*** TASK INPUTS

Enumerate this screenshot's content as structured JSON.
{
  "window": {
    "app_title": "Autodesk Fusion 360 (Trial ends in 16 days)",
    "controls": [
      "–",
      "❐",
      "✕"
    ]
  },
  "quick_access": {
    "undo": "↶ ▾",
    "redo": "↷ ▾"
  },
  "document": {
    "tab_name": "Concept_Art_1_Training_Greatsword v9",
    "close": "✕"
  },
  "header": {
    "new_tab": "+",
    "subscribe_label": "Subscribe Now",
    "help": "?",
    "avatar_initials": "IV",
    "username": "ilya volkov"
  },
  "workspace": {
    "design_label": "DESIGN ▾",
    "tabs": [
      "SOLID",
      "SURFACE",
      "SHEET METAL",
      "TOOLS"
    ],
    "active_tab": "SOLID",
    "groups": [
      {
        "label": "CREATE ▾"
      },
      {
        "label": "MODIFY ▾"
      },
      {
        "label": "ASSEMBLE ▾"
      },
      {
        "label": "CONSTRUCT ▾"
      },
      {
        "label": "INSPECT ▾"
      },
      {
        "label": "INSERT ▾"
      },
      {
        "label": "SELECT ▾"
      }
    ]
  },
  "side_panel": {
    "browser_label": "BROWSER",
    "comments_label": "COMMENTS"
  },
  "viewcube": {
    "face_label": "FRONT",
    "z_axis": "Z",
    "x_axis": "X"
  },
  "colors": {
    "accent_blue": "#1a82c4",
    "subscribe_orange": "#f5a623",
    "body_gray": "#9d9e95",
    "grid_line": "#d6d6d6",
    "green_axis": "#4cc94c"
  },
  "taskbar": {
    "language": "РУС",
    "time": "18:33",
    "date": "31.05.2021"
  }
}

******

## EXERCISE DESCRIPTION
Write out the entries in full, exactly as given.

## ANSWER FOR THE TASK
Enumerate this screenshot's content as structured JSON.
{
  "window": {
    "app_title": "Autodesk Fusion 360 (Trial ends in 16 days)",
    "controls": [
      "–",
      "❐",
      "✕"
    ]
  },
  "quick_access": {
    "undo": "↶ ▾",
    "redo": "↷ ▾"
  },
  "document": {
    "tab_name": "Concept_Art_1_Training_Greatsword v9",
    "close": "✕"
  },
  "header": {
    "new_tab": "+",
    "subscribe_label": "Subscribe Now",
    "help": "?",
    "avatar_initials": "IV",
    "username": "ilya volkov"
  },
  "workspace": {
    "design_label": "DESIGN ▾",
    "tabs": [
      "SOLID",
      "SURFACE",
      "SHEET METAL",
      "TOOLS"
    ],
    "active_tab": "SOLID",
    "groups": [
      {
        "label": "CREATE ▾"
      },
      {
        "label": "MODIFY ▾"
      },
      {
        "label": "ASSEMBLE ▾"
      },
      {
        "label": "CONSTRUCT ▾"
      },
      {
        "label": "INSPECT ▾"
      },
      {
        "label": "INSERT ▾"
      },
      {
        "label": "SELECT ▾"
      }
    ]
  },
  "side_panel": {
    "browser_label": "BROWSER",
    "comments_label": "COMMENTS"
  },
  "viewcube": {
    "face_label": "FRONT",
    "z_axis": "Z",
    "x_axis": "X"
  },
  "colors": {
    "accent_blue": "#1a82c4",
    "subscribe_orange": "#f5a623",
    "body_gray": "#9d9e95",
    "grid_line": "#d6d6d6",
    "green_axis": "#4cc94c"
  },
  "taskbar": {
    "language": "РУС",
    "time": "18:33",
    "date": "31.05.2021"
  }
}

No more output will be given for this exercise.